──────── SOURCE ────────

The plot above uses the multidimensional scaling layout which attempts to preserve in two dimensions some type of distance calculated between nodes in the graph, e.g. the shortest path distance. From this layout we see some central clustering in the plot. We also see that the most of the journals with high numbers of citations, calculated by colSums(Cmatrix), are generally near the middle. This leads us to our next question?

C) Which journals are most important?

And a related question: which journals are most central in the network?

Centrality and importance in a network are highly related, but not identical.

A baseline measure of the centrality of a journal could be its total degree, the sum of its in- and out- degrees. A baseline measure of the importance of a journal could be its in-degree, which in this case means the number of citations it receives from other journals. We will compare several metrics in igraph to these baselines. We focus on ones that apply to directed networks.

  • Degree centrality is just the number or weight of a node’s edges.
  • Betweenness centrality of a vertex is the number of geodesics (shortest paths) going through it. Weights, if supplied, are interpreted as distances.
  • Closeness centrality - (un-normalized) One over the sum of the number of steps to access every other vertex from a given vertex (Csardi and Nepusz (2006)). If normalized, it is one over the average number of steps.
  • Eigenvector centrality - Not all in-links are equally valuable. Each vertex gets a score proportional to the sum of the scores of its neighbors (Newman (2010)). Ok for strongly connected networks (path in either direction from any node to another). Difficulties with acyclic networks, e.g., article citation networks as opposed to journal networks. Zero weight given to nodes that aren’t in a strongly connected component of two or more vertices or pointed to by one.

\[ \begin{aligned} x_i' &= \sum_jA_{ij}x_j\\ \bf{x'} &= \bf{\kappa_1x} = \bf{Ax} \\ \end{aligned} \]

  • PageRank - “The Google algorithm.” Addresses limitation of Eigenvector centrality for directed networks by giving every node a minimum weight. Also differentiates between nodes that point to few vs. many other nodes. Roughly, how often a theoretical web surfer visits a given page. Popular for web search and beyond because it is is straightforward, fast and guaranteed to come to a unique solution while Eigenvector centrality may not (Gleich (2014)).

\[ \begin{aligned} x_i &= \alpha \sum_jA_{ij}\frac{x_j}{k^{out}_j} + \beta \\ \bf{x} &= \alpha\bf{AD^{-1}x} +\beta\bf{1} \\ \end{aligned} \] where we let \(k^{out}_j\) be 1 where it’s observed to be 0, and \(D\) is a matrix whose entries are zero except the diagonal, where \(D_{ii} = max(1, k^{out}_i)\). There are versions where \(\beta\) is customized for each node, i.e. \(\beta_i\).

Implementations in igraph

Degree centrality

The degree function of igraph returns the degree of each vertex, the number of connections. The strength functions returns the weighted degrees of each vertex, the sum of the weighted connections. The mode argument of each determines, for directed networks, if you want the in-degree, out-degree or the total.

──────── RECORDS SUPPLIED ────────

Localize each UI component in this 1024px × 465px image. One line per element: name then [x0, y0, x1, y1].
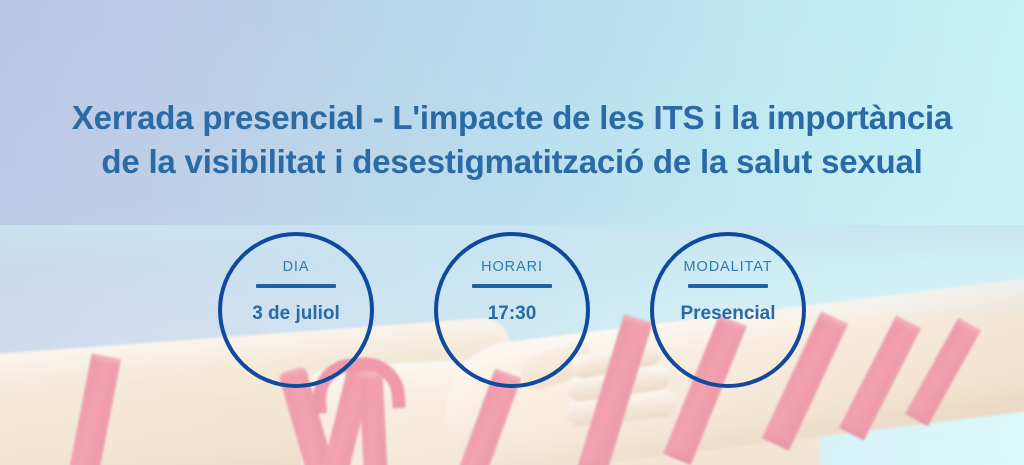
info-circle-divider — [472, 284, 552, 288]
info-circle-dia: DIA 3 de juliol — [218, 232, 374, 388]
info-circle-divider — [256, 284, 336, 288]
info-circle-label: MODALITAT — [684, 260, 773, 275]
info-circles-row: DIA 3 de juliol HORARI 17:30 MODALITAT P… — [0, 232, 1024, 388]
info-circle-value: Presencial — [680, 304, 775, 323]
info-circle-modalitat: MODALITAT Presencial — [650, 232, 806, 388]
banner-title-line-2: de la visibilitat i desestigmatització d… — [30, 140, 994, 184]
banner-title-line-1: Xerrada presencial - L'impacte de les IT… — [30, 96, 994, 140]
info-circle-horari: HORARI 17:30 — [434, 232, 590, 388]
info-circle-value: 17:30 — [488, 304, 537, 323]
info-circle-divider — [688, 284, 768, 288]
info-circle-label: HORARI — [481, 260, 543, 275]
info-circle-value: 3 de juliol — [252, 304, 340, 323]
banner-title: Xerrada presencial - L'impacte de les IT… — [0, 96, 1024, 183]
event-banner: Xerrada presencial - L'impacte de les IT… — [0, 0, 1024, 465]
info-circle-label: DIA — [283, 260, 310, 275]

────────

> [WHAT IS ASKED]
[A] In the centrality excerpt, what does the strength function in igraph return?
[B] Reproduce the part of the centrality excerpt that begins at the words "Centrality and importance" and stops after "number of steps.".
[C] Why does the centrality excerpt say PageRank is popular for web search and beyond? Answer in one to three sentences.
This material has no connection to the centrality excerpt.

> [SOLVED TASKS]
[A] It returns the weighted degrees of each vertex, the sum of the weighted connections.

[B]
Centrality and importance in a network are highly related, but not identical.

A baseline measure of the centrality of a journal could be its total degree, the sum of its in- and out- degrees. A baseline measure of the importance of a journal could be its in-degree, which in this case means the number of citations it receives from other journals. We will compare several metrics in igraph to these baselines. We focus on ones that apply to directed networks.

  • Degree centrality is just the number or weight of a node’s edges.
  • Betweenness centrality of a vertex is the number of geodesics (shortest paths) going through it. Weights, if supplied, are interpreted as distances.
  • Closeness centrality - (un-normalized) One over the sum of the number of steps to access every other vertex from a given vertex (Csardi and Nepusz (2006)). If normalized, it is one over the average number of steps.

[C] PageRank is straightforward and fast. It is also guaranteed to come to a unique solution, while eigenvector centrality may not.